## [What the task requires]
In the material below, find each line holding the string "descriptivo" and copy it.

## [Dataset entries]
+++
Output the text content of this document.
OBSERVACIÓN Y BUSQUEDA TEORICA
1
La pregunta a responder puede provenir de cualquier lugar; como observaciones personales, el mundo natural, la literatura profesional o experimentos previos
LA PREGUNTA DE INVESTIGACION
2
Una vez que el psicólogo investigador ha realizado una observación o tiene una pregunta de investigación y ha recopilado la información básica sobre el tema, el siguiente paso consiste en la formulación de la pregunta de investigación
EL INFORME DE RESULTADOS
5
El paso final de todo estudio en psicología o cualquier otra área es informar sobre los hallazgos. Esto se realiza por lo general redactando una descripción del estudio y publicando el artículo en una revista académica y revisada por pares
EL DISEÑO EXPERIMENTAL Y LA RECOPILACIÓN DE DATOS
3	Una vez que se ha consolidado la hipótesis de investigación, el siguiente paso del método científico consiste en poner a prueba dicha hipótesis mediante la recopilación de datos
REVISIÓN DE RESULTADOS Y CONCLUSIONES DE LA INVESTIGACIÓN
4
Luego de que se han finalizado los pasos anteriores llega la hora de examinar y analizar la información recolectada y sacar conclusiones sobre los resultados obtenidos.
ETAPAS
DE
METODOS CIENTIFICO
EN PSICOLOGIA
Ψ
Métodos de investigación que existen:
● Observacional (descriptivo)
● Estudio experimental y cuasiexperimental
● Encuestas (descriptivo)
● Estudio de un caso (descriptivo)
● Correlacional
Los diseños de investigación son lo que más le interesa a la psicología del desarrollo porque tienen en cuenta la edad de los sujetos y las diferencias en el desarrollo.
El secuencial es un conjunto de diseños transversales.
+++
## [Solution to the problem]
● Observacional (descriptivo)
● Encuestas (descriptivo)
● Estudio de un caso (descriptivo)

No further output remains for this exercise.